▶ [Goal] Return every line of the data below that includes the string "JSON".

▶ [Records from a dataset]
● ● ● ●
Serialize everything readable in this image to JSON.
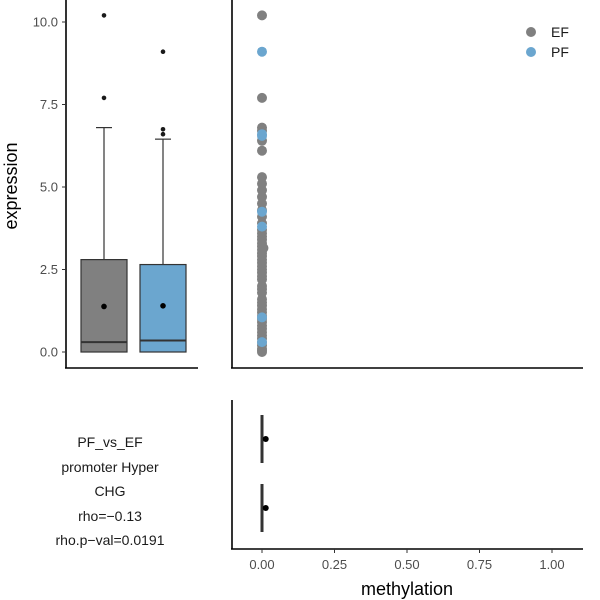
{
  "chart_data": [
    {
      "type": "box",
      "panel": "expression-boxplot",
      "ylabel": "expression",
      "ylim": [
        0,
        10.4
      ],
      "yticks": [
        "0.0",
        "2.5",
        "5.0",
        "7.5",
        "10.0"
      ],
      "series": [
        {
          "name": "EF",
          "color": "#808080",
          "min": 0.0,
          "q1": 0.0,
          "median": 0.3,
          "q3": 2.8,
          "whisker_high": 6.8,
          "mean": 1.38,
          "outliers": [
            7.7,
            10.2
          ]
        },
        {
          "name": "PF",
          "color": "#6ba6cf",
          "min": 0.0,
          "q1": 0.0,
          "median": 0.35,
          "q3": 2.65,
          "whisker_high": 6.45,
          "mean": 1.4,
          "outliers": [
            6.6,
            6.75,
            9.1
          ]
        }
      ]
    },
    {
      "type": "scatter",
      "panel": "expression-vs-methylation",
      "xlim": [
        -0.1,
        1.1
      ],
      "ylim": [
        0,
        10.4
      ],
      "legend_position": "top-right",
      "series": [
        {
          "name": "EF",
          "color": "#808080",
          "x": [
            0.0,
            0.0,
            0.0,
            0.0,
            0.0,
            0.0,
            0.0,
            0.0,
            0.0,
            0.0,
            0.0,
            0.0,
            0.0,
            0.0,
            0.0,
            0.0,
            0.0,
            0.0,
            0.0,
            0.0,
            0.0,
            0.0,
            0.0,
            0.0,
            0.0,
            0.0,
            0.0,
            0.0,
            0.0,
            0.0,
            0.0,
            0.0,
            0.0,
            0.0,
            0.0,
            0.0,
            0.0,
            0.0,
            0.0,
            0.0,
            0.0,
            0.0,
            0.0,
            0.0,
            0.0,
            0.005,
            0.0,
            0.0,
            0.0,
            0.0,
            0.0,
            0.0
          ],
          "y": [
            10.2,
            7.7,
            6.8,
            6.7,
            6.4,
            6.1,
            5.3,
            5.1,
            4.9,
            4.7,
            4.5,
            4.3,
            4.1,
            3.9,
            3.7,
            3.6,
            3.5,
            3.4,
            3.3,
            3.2,
            3.1,
            3.0,
            2.9,
            2.8,
            2.7,
            2.6,
            2.5,
            2.4,
            2.3,
            2.2,
            2.0,
            1.9,
            1.8,
            1.6,
            1.5,
            1.4,
            1.3,
            1.2,
            1.1,
            1.0,
            0.9,
            0.8,
            0.7,
            0.6,
            0.5,
            3.15,
            0.4,
            0.3,
            0.2,
            0.1,
            0.05,
            0.0
          ]
        },
        {
          "name": "PF",
          "color": "#6ba6cf",
          "x": [
            0.0,
            0.0,
            0.0,
            0.0,
            0.0,
            0.0,
            0.0
          ],
          "y": [
            9.1,
            6.6,
            6.55,
            4.25,
            3.8,
            1.05,
            0.3
          ]
        }
      ]
    },
    {
      "type": "box",
      "panel": "methylation-boxplot",
      "xlabel": "methylation",
      "xlim": [
        -0.1,
        1.1
      ],
      "xticks": [
        "0.00",
        "0.25",
        "0.50",
        "0.75",
        "1.00"
      ],
      "series": [
        {
          "name": "PF",
          "color": "#6ba6cf",
          "min": 0.0,
          "q1": 0.0,
          "median": 0.0,
          "q3": 0.0,
          "max": 0.0,
          "mean": 0.006
        },
        {
          "name": "EF",
          "color": "#808080",
          "min": 0.0,
          "q1": 0.0,
          "median": 0.0,
          "q3": 0.0,
          "max": 0.0,
          "mean": 0.006
        }
      ]
    }
  ],
  "annotation": {
    "line1": "PF_vs_EF",
    "line2": "promoter Hyper",
    "line3": "CHG",
    "line4": "rho=−0.13",
    "line5": "rho.p−val=0.0191"
  }
}
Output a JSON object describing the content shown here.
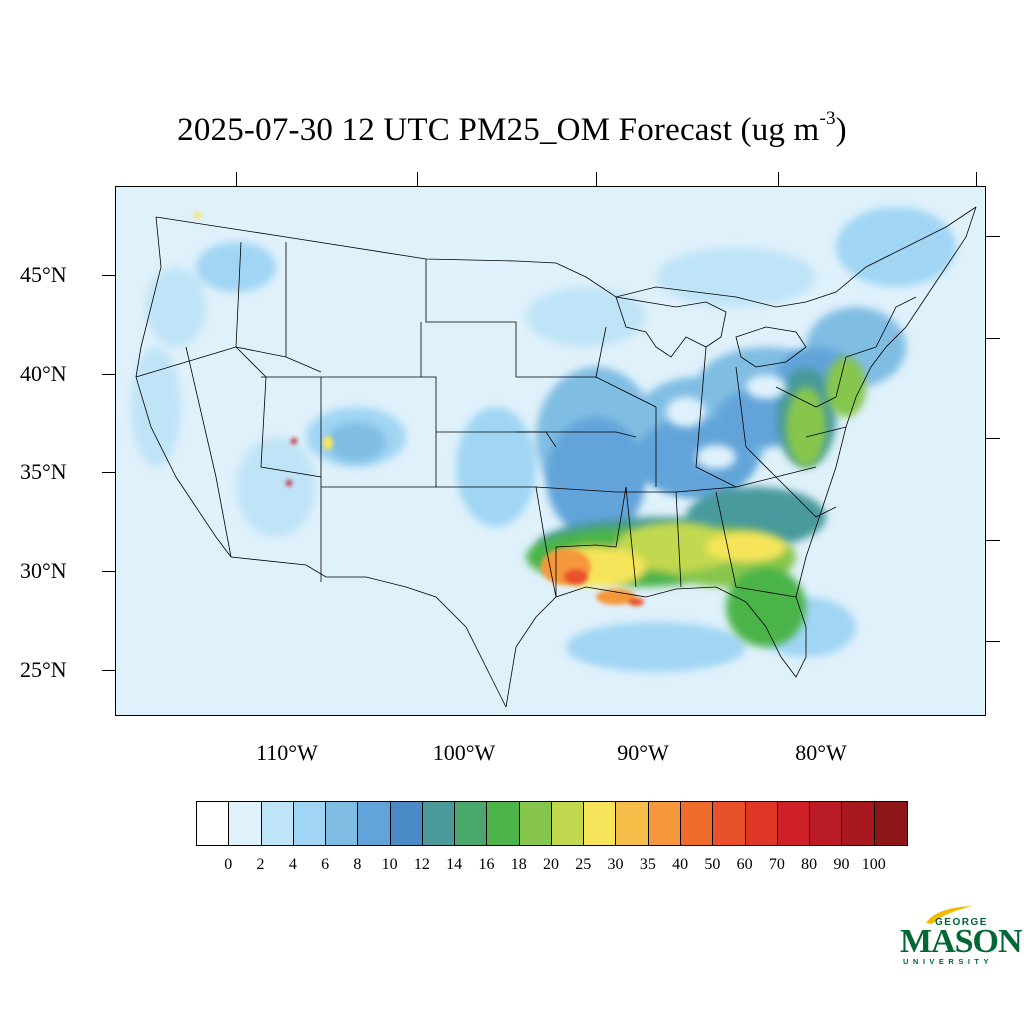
{
  "title": {
    "main": "2025-07-30 12 UTC PM25_OM Forecast (ug m",
    "superscript": "-3",
    "close": ")"
  },
  "axes": {
    "lat_labels": [
      "45°N",
      "40°N",
      "35°N",
      "30°N",
      "25°N"
    ],
    "lon_labels": [
      "110°W",
      "100°W",
      "90°W",
      "80°W"
    ]
  },
  "colorbar": {
    "colors": [
      "#ffffff",
      "#dff1fb",
      "#c0e4f7",
      "#a0d6f4",
      "#80bde3",
      "#62a4d9",
      "#4a8bc7",
      "#4a9a9c",
      "#4aa86c",
      "#4cb449",
      "#86c64d",
      "#c2d84f",
      "#f6e55a",
      "#f6bf4a",
      "#f5973b",
      "#f06b2c",
      "#e8512a",
      "#de3727",
      "#d02027",
      "#bb1b24",
      "#a8181e",
      "#8e1518"
    ],
    "labels": [
      "0",
      "2",
      "4",
      "6",
      "8",
      "10",
      "12",
      "14",
      "16",
      "18",
      "20",
      "25",
      "30",
      "35",
      "40",
      "50",
      "60",
      "70",
      "80",
      "90",
      "100"
    ]
  },
  "logo": {
    "line1": "GEORGE",
    "line2": "MASON",
    "line3": "UNIVERSITY",
    "color": "#006633",
    "accent": "#f2b900"
  }
}
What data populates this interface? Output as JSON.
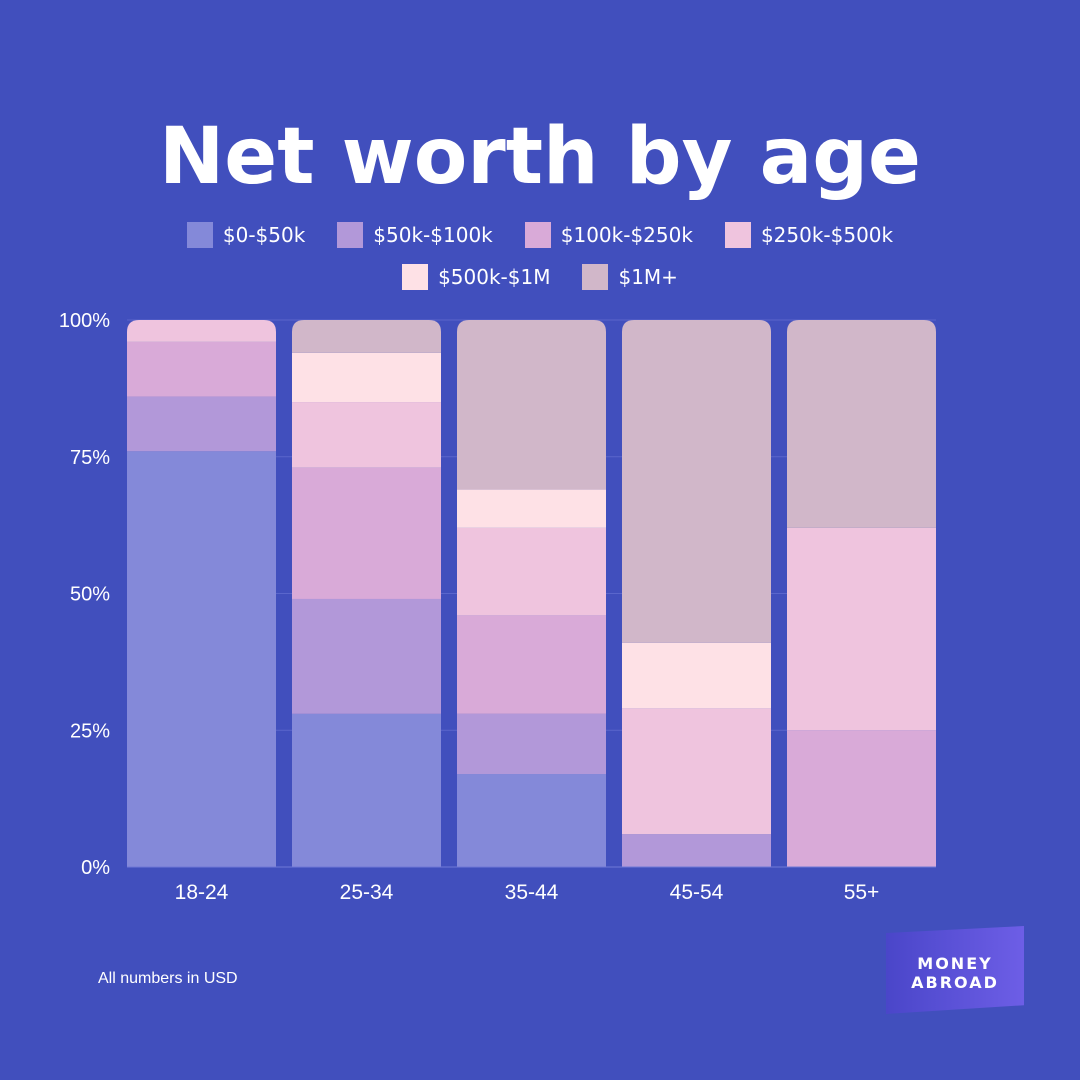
{
  "title": "Net worth by age",
  "footnote": "All numbers in USD",
  "logo": {
    "line1": "MONEY",
    "line2": "ABROAD"
  },
  "legend_rows": [
    [
      {
        "name": "$0-$50k",
        "color": "#8489d9"
      },
      {
        "name": "$50k-$100k",
        "color": "#b298d9"
      },
      {
        "name": "$100k-$250k",
        "color": "#d9aad8"
      },
      {
        "name": "$250k-$500k",
        "color": "#efc4de"
      }
    ],
    [
      {
        "name": "$500k-$1M",
        "color": "#fee1e6"
      },
      {
        "name": "$1M+",
        "color": "#d1b7c9"
      }
    ]
  ],
  "chart_data": {
    "type": "bar",
    "stacked": true,
    "categories": [
      "18-24",
      "25-34",
      "35-44",
      "45-54",
      "55+"
    ],
    "ylim": [
      0,
      100
    ],
    "yticks": [
      "0%",
      "25%",
      "50%",
      "75%",
      "100%"
    ],
    "grid": true,
    "legend_position": "top",
    "series": [
      {
        "name": "$0-$50k",
        "color": "#8489d9",
        "values": [
          76,
          28,
          17,
          0,
          0
        ]
      },
      {
        "name": "$50k-$100k",
        "color": "#b298d9",
        "values": [
          10,
          21,
          11,
          6,
          0
        ]
      },
      {
        "name": "$100k-$250k",
        "color": "#d9aad8",
        "values": [
          10,
          24,
          18,
          0,
          25
        ]
      },
      {
        "name": "$250k-$500k",
        "color": "#efc4de",
        "values": [
          4,
          12,
          16,
          23,
          37
        ]
      },
      {
        "name": "$500k-$1M",
        "color": "#fee1e6",
        "values": [
          0,
          9,
          7,
          12,
          0
        ]
      },
      {
        "name": "$1M+",
        "color": "#d1b7c9",
        "values": [
          0,
          6,
          31,
          59,
          38
        ]
      }
    ]
  }
}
● ● ● ●
▶ [Reply to the exercise]
Serialize everything readable in this image to JSON.
Output a JSON object describing the content shown here.
What data populates this interface? Output as JSON.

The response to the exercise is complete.